* begin Exercise materials *
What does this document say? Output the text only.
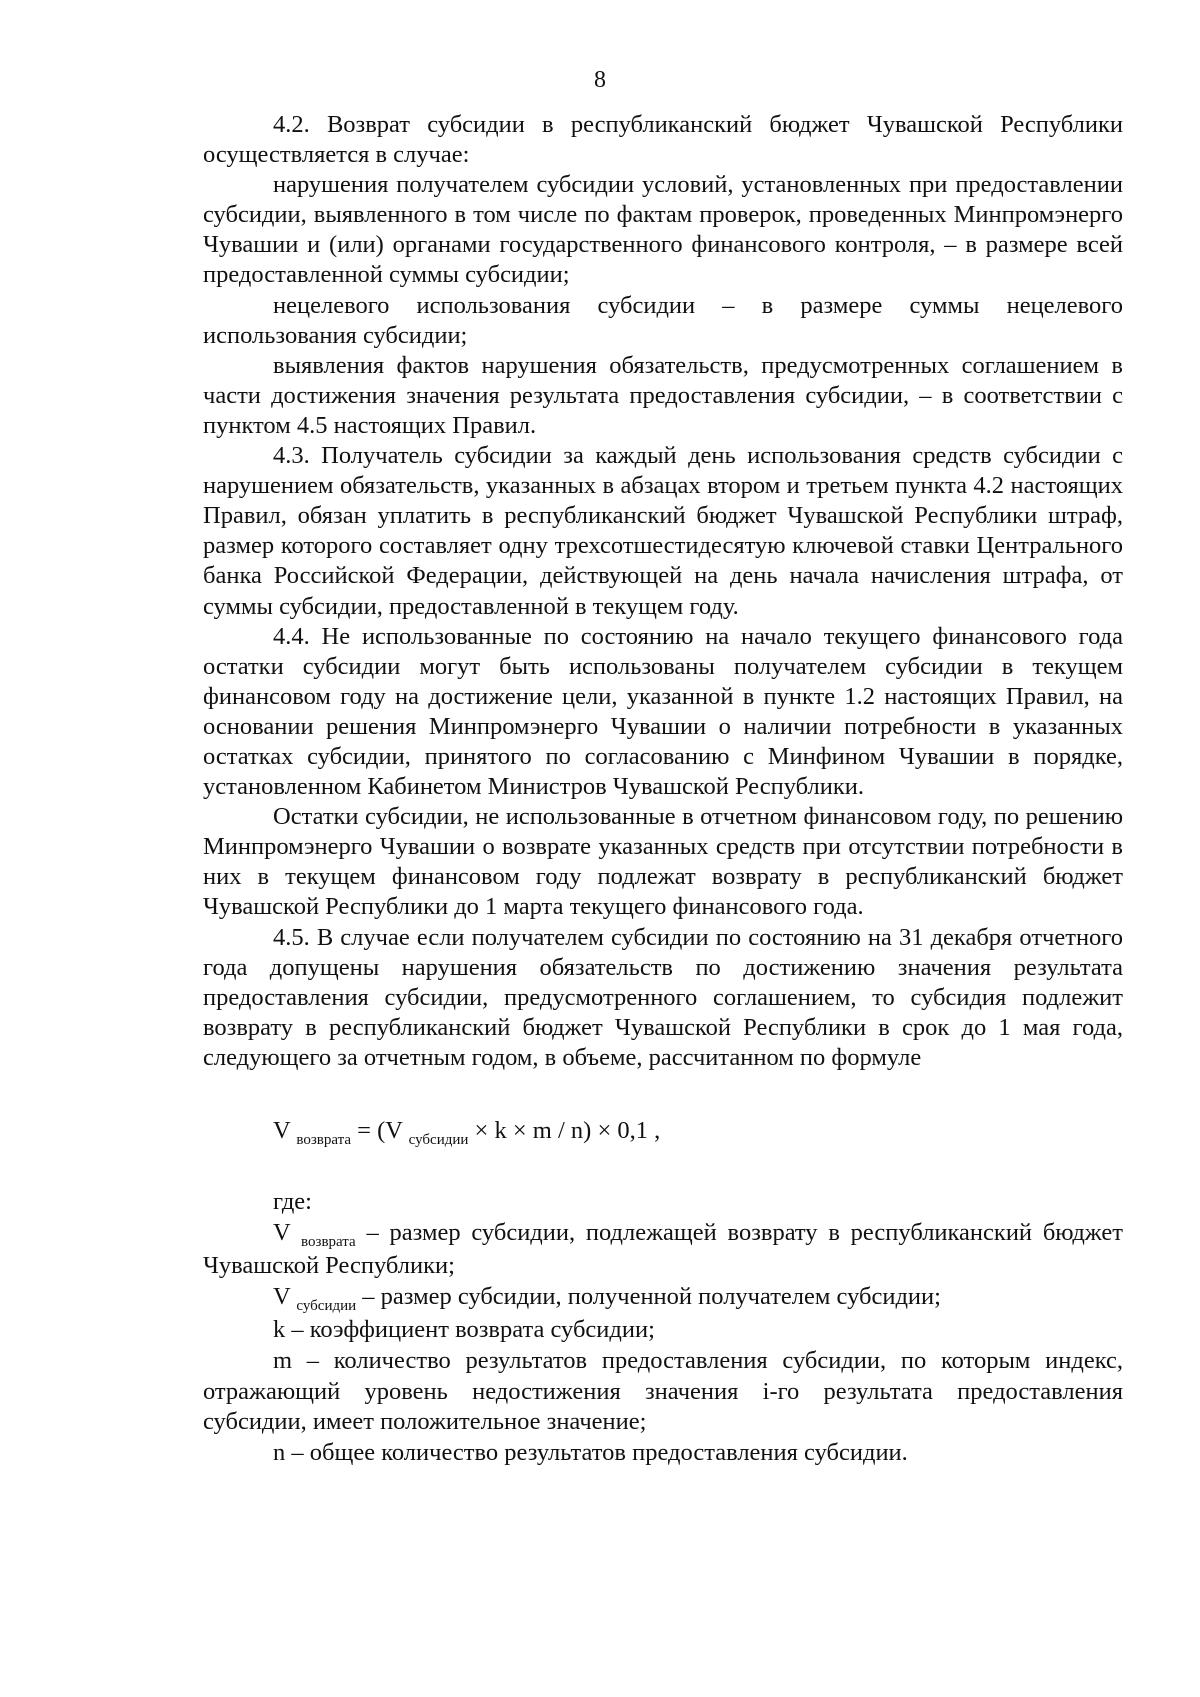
8

4.2. Возврат субсидии в республиканский бюджет Чувашской Республики осуществляется в случае:

нарушения получателем субсидии условий, установленных при предоставлении субсидии, выявленного в том числе по фактам проверок, проведенных Минпромэнерго Чувашии и (или) органами государственного финансового контроля, – в размере всей предоставленной суммы субсидии;

нецелевого использования субсидии – в размере суммы нецелевого использования субсидии;

выявления фактов нарушения обязательств, предусмотренных соглашением в части достижения значения результата предоставления субсидии, – в соответствии с пунктом 4.5 настоящих Правил.

4.3. Получатель субсидии за каждый день использования средств субсидии с нарушением обязательств, указанных в абзацах втором и третьем пункта 4.2 настоящих Правил, обязан уплатить в республиканский бюджет Чувашской Республики штраф, размер которого составляет одну трехсотшестидесятую ключевой ставки Центрального банка Российской Федерации, действующей на день начала начисления штрафа, от суммы субсидии, предоставленной в текущем году.

4.4. Не использованные по состоянию на начало текущего финансового года остатки субсидии могут быть использованы получателем субсидии в текущем финансовом году на достижение цели, указанной в пункте 1.2 настоящих Правил, на основании решения Минпромэнерго Чувашии о наличии потребности в указанных остатках субсидии, принятого по согласованию с Минфином Чувашии в порядке, установленном Кабинетом Министров Чувашской Республики.

Остатки субсидии, не использованные в отчетном финансовом году, по решению Минпромэнерго Чувашии о возврате указанных средств при отсутствии потребности в них в текущем финансовом году подлежат возврату в республиканский бюджет Чувашской Республики до 1 марта текущего финансового года.

4.5. В случае если получателем субсидии по состоянию на 31 декабря отчетного года допущены нарушения обязательств по достижению значения результата предоставления субсидии, предусмотренного соглашением, то субсидия подлежит возврату в республиканский бюджет Чувашской Республики в срок до 1 мая года, следующего за отчетным годом, в объеме, рассчитанном по формуле

V $_{возврата}$ = (V $_{субсидии}$ × k × m / n) × 0,1 ,

где:

V $_{возврата}$ – размер субсидии, подлежащей возврату в республиканский бюджет Чувашской Республики;

V $_{субсидии}$ – размер субсидии, полученной получателем субсидии;

k – коэффициент возврата субсидии;

m – количество результатов предоставления субсидии, по которым индекс, отражающий уровень недостижения значения i-го результата предоставления субсидии, имеет положительное значение;

n – общее количество результатов предоставления субсидии.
* end Exercise materials *
### Written request
Print the records above exactly as they stand, but leave out the pictures.

### Exercise answer
What does this document say? Output the text only.
8

4.2. Возврат субсидии в республиканский бюджет Чувашской Республики осуществляется в случае:

нарушения получателем субсидии условий, установленных при предоставлении субсидии, выявленного в том числе по фактам проверок, проведенных Минпромэнерго Чувашии и (или) органами государственного финансового контроля, – в размере всей предоставленной суммы субсидии;

нецелевого использования субсидии – в размере суммы нецелевого использования субсидии;

выявления фактов нарушения обязательств, предусмотренных соглашением в части достижения значения результата предоставления субсидии, – в соответствии с пунктом 4.5 настоящих Правил.

4.3. Получатель субсидии за каждый день использования средств субсидии с нарушением обязательств, указанных в абзацах втором и третьем пункта 4.2 настоящих Правил, обязан уплатить в республиканский бюджет Чувашской Республики штраф, размер которого составляет одну трехсотшестидесятую ключевой ставки Центрального банка Российской Федерации, действующей на день начала начисления штрафа, от суммы субсидии, предоставленной в текущем году.

4.4. Не использованные по состоянию на начало текущего финансового года остатки субсидии могут быть использованы получателем субсидии в текущем финансовом году на достижение цели, указанной в пункте 1.2 настоящих Правил, на основании решения Минпромэнерго Чувашии о наличии потребности в указанных остатках субсидии, принятого по согласованию с Минфином Чувашии в порядке, установленном Кабинетом Министров Чувашской Республики.

Остатки субсидии, не использованные в отчетном финансовом году, по решению Минпромэнерго Чувашии о возврате указанных средств при отсутствии потребности в них в текущем финансовом году подлежат возврату в республиканский бюджет Чувашской Республики до 1 марта текущего финансового года.

4.5. В случае если получателем субсидии по состоянию на 31 декабря отчетного года допущены нарушения обязательств по достижению значения результата предоставления субсидии, предусмотренного соглашением, то субсидия подлежит возврату в республиканский бюджет Чувашской Республики в срок до 1 мая года, следующего за отчетным годом, в объеме, рассчитанном по формуле

V $_{возврата}$ = (V $_{субсидии}$ × k × m / n) × 0,1 ,

где:

V $_{возврата}$ – размер субсидии, подлежащей возврату в республиканский бюджет Чувашской Республики;

V $_{субсидии}$ – размер субсидии, полученной получателем субсидии;

k – коэффициент возврата субсидии;

m – количество результатов предоставления субсидии, по которым индекс, отражающий уровень недостижения значения i-го результата предоставления субсидии, имеет положительное значение;

n – общее количество результатов предоставления субсидии.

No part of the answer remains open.